§ **Task**
Reproduce the records below in their entirety, character for character.

§ **Given records**
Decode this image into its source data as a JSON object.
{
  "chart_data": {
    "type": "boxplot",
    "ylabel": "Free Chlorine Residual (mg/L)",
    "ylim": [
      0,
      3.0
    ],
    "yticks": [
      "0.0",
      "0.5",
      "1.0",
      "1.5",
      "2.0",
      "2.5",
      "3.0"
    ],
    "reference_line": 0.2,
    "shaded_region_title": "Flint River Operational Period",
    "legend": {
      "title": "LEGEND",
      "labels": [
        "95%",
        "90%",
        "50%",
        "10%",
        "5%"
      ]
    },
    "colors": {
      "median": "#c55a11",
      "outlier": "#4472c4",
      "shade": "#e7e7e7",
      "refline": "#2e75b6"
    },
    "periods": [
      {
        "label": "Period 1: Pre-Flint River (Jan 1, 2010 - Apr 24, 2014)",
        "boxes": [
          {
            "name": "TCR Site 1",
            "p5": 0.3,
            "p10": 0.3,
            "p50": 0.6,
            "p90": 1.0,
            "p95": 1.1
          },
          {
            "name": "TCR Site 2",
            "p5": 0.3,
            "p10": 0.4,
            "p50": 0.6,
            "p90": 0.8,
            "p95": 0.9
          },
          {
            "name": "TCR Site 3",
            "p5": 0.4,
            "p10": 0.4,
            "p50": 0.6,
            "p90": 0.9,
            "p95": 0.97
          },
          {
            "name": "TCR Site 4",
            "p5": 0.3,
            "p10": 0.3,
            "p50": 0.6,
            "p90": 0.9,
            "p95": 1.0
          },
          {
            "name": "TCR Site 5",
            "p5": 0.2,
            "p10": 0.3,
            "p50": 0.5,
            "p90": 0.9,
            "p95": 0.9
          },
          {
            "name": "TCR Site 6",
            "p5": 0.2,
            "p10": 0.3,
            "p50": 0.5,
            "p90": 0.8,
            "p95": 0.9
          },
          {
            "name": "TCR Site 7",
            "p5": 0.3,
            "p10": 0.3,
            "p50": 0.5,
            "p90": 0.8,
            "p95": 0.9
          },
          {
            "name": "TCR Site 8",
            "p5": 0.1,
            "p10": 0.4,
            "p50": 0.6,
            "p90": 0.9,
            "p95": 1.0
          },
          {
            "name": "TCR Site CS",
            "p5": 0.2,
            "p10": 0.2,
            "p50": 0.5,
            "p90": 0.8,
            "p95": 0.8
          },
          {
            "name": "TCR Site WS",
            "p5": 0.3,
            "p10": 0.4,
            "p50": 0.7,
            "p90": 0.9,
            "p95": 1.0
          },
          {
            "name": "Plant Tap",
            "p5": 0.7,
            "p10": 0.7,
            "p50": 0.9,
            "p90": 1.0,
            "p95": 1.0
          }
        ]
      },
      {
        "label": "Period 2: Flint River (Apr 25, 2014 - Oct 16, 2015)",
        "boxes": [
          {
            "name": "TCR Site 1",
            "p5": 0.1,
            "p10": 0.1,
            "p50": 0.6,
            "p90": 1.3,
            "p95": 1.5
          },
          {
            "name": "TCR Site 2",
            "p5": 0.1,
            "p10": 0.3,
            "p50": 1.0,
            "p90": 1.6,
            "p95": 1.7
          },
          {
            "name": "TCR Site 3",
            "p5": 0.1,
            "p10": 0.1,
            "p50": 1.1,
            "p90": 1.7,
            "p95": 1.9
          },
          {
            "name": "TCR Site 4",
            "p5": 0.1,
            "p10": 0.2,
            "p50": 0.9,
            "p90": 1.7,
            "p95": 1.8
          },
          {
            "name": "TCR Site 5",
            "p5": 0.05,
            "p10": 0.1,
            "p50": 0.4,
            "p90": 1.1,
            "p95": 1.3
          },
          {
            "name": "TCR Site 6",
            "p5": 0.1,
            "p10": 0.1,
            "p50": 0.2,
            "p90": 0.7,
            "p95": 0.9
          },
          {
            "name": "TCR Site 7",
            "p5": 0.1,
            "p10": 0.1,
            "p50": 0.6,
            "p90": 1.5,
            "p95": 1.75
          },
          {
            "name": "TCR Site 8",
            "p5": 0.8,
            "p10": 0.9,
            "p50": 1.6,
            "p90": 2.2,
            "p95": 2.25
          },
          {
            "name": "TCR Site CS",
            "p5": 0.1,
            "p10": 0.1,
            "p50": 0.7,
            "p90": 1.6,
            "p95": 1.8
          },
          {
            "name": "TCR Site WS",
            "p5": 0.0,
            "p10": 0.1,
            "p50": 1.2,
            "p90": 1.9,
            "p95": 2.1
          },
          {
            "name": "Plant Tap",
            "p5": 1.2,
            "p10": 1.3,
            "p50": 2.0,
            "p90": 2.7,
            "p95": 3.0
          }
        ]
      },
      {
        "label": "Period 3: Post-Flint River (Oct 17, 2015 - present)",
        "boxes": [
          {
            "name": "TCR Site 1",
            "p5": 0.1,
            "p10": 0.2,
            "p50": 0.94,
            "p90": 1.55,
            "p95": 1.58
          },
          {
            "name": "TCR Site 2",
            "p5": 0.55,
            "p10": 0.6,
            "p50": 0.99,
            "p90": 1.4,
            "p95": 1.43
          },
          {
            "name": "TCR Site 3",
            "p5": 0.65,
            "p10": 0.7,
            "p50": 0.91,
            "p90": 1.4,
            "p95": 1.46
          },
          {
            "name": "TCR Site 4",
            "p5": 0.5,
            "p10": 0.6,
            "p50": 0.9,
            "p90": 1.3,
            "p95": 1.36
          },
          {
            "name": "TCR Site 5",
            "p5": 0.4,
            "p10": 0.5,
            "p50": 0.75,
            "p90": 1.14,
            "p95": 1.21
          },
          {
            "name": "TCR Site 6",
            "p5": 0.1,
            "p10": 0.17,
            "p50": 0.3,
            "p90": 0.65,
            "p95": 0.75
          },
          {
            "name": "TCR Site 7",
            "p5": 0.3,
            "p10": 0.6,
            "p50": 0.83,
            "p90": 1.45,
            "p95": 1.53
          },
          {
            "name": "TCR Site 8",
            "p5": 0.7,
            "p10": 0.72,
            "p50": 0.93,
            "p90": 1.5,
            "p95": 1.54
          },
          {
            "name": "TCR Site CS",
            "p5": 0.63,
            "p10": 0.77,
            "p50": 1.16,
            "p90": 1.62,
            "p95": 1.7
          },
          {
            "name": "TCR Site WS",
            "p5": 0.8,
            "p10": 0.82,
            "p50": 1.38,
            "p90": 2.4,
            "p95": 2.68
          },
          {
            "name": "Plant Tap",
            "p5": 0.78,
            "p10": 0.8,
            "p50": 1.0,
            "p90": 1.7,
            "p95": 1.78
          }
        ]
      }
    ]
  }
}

§ **Solution**
Decode this image into its source data as a JSON object.
{
  "chart_data": {
    "type": "boxplot",
    "ylabel": "Free Chlorine Residual (mg/L)",
    "ylim": [
      0,
      3.0
    ],
    "yticks": [
      "0.0",
      "0.5",
      "1.0",
      "1.5",
      "2.0",
      "2.5",
      "3.0"
    ],
    "reference_line": 0.2,
    "shaded_region_title": "Flint River Operational Period",
    "legend": {
      "title": "LEGEND",
      "labels": [
        "95%",
        "90%",
        "50%",
        "10%",
        "5%"
      ]
    },
    "colors": {
      "median": "#c55a11",
      "outlier": "#4472c4",
      "shade": "#e7e7e7",
      "refline": "#2e75b6"
    },
    "periods": [
      {
        "label": "Period 1: Pre-Flint River (Jan 1, 2010 - Apr 24, 2014)",
        "boxes": [
          {
            "name": "TCR Site 1",
            "p5": 0.3,
            "p10": 0.3,
            "p50": 0.6,
            "p90": 1.0,
            "p95": 1.1
          },
          {
            "name": "TCR Site 2",
            "p5": 0.3,
            "p10": 0.4,
            "p50": 0.6,
            "p90": 0.8,
            "p95": 0.9
          },
          {
            "name": "TCR Site 3",
            "p5": 0.4,
            "p10": 0.4,
            "p50": 0.6,
            "p90": 0.9,
            "p95": 0.97
          },
          {
            "name": "TCR Site 4",
            "p5": 0.3,
            "p10": 0.3,
            "p50": 0.6,
            "p90": 0.9,
            "p95": 1.0
          },
          {
            "name": "TCR Site 5",
            "p5": 0.2,
            "p10": 0.3,
            "p50": 0.5,
            "p90": 0.9,
            "p95": 0.9
          },
          {
            "name": "TCR Site 6",
            "p5": 0.2,
            "p10": 0.3,
            "p50": 0.5,
            "p90": 0.8,
            "p95": 0.9
          },
          {
            "name": "TCR Site 7",
            "p5": 0.3,
            "p10": 0.3,
            "p50": 0.5,
            "p90": 0.8,
            "p95": 0.9
          },
          {
            "name": "TCR Site 8",
            "p5": 0.1,
            "p10": 0.4,
            "p50": 0.6,
            "p90": 0.9,
            "p95": 1.0
          },
          {
            "name": "TCR Site CS",
            "p5": 0.2,
            "p10": 0.2,
            "p50": 0.5,
            "p90": 0.8,
            "p95": 0.8
          },
          {
            "name": "TCR Site WS",
            "p5": 0.3,
            "p10": 0.4,
            "p50": 0.7,
            "p90": 0.9,
            "p95": 1.0
          },
          {
            "name": "Plant Tap",
            "p5": 0.7,
            "p10": 0.7,
            "p50": 0.9,
            "p90": 1.0,
            "p95": 1.0
          }
        ]
      },
      {
        "label": "Period 2: Flint River (Apr 25, 2014 - Oct 16, 2015)",
        "boxes": [
          {
            "name": "TCR Site 1",
            "p5": 0.1,
            "p10": 0.1,
            "p50": 0.6,
            "p90": 1.3,
            "p95": 1.5
          },
          {
            "name": "TCR Site 2",
            "p5": 0.1,
            "p10": 0.3,
            "p50": 1.0,
            "p90": 1.6,
            "p95": 1.7
          },
          {
            "name": "TCR Site 3",
            "p5": 0.1,
            "p10": 0.1,
            "p50": 1.1,
            "p90": 1.7,
            "p95": 1.9
          },
          {
            "name": "TCR Site 4",
            "p5": 0.1,
            "p10": 0.2,
            "p50": 0.9,
            "p90": 1.7,
            "p95": 1.8
          },
          {
            "name": "TCR Site 5",
            "p5": 0.05,
            "p10": 0.1,
            "p50": 0.4,
            "p90": 1.1,
            "p95": 1.3
          },
          {
            "name": "TCR Site 6",
            "p5": 0.1,
            "p10": 0.1,
            "p50": 0.2,
            "p90": 0.7,
            "p95": 0.9
          },
          {
            "name": "TCR Site 7",
            "p5": 0.1,
            "p10": 0.1,
            "p50": 0.6,
            "p90": 1.5,
            "p95": 1.75
          },
          {
            "name": "TCR Site 8",
            "p5": 0.8,
            "p10": 0.9,
            "p50": 1.6,
            "p90": 2.2,
            "p95": 2.25
          },
          {
            "name": "TCR Site CS",
            "p5": 0.1,
            "p10": 0.1,
            "p50": 0.7,
            "p90": 1.6,
            "p95": 1.8
          },
          {
            "name": "TCR Site WS",
            "p5": 0.0,
            "p10": 0.1,
            "p50": 1.2,
            "p90": 1.9,
            "p95": 2.1
          },
          {
            "name": "Plant Tap",
            "p5": 1.2,
            "p10": 1.3,
            "p50": 2.0,
            "p90": 2.7,
            "p95": 3.0
          }
        ]
      },
      {
        "label": "Period 3: Post-Flint River (Oct 17, 2015 - present)",
        "boxes": [
          {
            "name": "TCR Site 1",
            "p5": 0.1,
            "p10": 0.2,
            "p50": 0.94,
            "p90": 1.55,
            "p95": 1.58
          },
          {
            "name": "TCR Site 2",
            "p5": 0.55,
            "p10": 0.6,
            "p50": 0.99,
            "p90": 1.4,
            "p95": 1.43
          },
          {
            "name": "TCR Site 3",
            "p5": 0.65,
            "p10": 0.7,
            "p50": 0.91,
            "p90": 1.4,
            "p95": 1.46
          },
          {
            "name": "TCR Site 4",
            "p5": 0.5,
            "p10": 0.6,
            "p50": 0.9,
            "p90": 1.3,
            "p95": 1.36
          },
          {
            "name": "TCR Site 5",
            "p5": 0.4,
            "p10": 0.5,
            "p50": 0.75,
            "p90": 1.14,
            "p95": 1.21
          },
          {
            "name": "TCR Site 6",
            "p5": 0.1,
            "p10": 0.17,
            "p50": 0.3,
            "p90": 0.65,
            "p95": 0.75
          },
          {
            "name": "TCR Site 7",
            "p5": 0.3,
            "p10": 0.6,
            "p50": 0.83,
            "p90": 1.45,
            "p95": 1.53
          },
          {
            "name": "TCR Site 8",
            "p5": 0.7,
            "p10": 0.72,
            "p50": 0.93,
            "p90": 1.5,
            "p95": 1.54
          },
          {
            "name": "TCR Site CS",
            "p5": 0.63,
            "p10": 0.77,
            "p50": 1.16,
            "p90": 1.62,
            "p95": 1.7
          },
          {
            "name": "TCR Site WS",
            "p5": 0.8,
            "p10": 0.82,
            "p50": 1.38,
            "p90": 2.4,
            "p95": 2.68
          },
          {
            "name": "Plant Tap",
            "p5": 0.78,
            "p10": 0.8,
            "p50": 1.0,
            "p90": 1.7,
            "p95": 1.78
          }
        ]
      }
    ]
  }
}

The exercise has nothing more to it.